Task instructions: Among the entries below, find every line that has "Skaraborg" and pull it out.

Records from a collection
^^^^^^^^

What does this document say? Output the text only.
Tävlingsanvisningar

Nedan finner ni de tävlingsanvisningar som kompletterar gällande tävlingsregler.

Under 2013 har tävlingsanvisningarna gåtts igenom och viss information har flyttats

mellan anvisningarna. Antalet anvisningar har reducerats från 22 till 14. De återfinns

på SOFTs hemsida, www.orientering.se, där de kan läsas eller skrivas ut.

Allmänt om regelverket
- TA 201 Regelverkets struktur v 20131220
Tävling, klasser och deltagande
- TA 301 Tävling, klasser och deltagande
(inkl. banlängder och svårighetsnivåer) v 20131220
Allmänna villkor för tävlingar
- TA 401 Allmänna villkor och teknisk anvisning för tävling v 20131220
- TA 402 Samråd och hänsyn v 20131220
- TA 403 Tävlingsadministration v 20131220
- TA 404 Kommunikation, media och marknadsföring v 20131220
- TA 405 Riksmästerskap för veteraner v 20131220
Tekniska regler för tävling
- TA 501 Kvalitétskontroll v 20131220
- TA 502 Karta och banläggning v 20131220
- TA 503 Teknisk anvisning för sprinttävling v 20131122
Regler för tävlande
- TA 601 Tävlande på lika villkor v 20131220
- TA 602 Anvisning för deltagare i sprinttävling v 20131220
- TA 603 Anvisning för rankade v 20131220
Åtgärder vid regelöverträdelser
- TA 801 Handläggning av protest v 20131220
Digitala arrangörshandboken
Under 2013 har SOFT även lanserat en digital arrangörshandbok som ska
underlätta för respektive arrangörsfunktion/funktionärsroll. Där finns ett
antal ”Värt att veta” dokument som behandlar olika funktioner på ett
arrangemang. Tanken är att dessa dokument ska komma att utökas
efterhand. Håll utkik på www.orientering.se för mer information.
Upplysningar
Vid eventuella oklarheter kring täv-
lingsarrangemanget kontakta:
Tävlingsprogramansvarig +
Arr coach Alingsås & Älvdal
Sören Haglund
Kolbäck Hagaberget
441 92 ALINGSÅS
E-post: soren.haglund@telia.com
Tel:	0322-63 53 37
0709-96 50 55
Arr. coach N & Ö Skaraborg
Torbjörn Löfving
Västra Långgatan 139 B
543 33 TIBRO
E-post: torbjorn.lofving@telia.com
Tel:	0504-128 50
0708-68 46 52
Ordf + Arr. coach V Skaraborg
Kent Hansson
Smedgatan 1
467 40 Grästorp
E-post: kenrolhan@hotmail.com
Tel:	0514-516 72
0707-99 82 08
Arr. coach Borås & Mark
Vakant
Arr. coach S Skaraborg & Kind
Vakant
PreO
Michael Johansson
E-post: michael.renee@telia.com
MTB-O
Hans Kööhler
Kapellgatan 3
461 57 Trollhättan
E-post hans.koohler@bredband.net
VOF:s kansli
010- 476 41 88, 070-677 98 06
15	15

^^^^^^^^

Task solution:
Arr. coach N & Ö Skaraborg
Ordf + Arr. coach V Skaraborg
Arr. coach S Skaraborg & Kind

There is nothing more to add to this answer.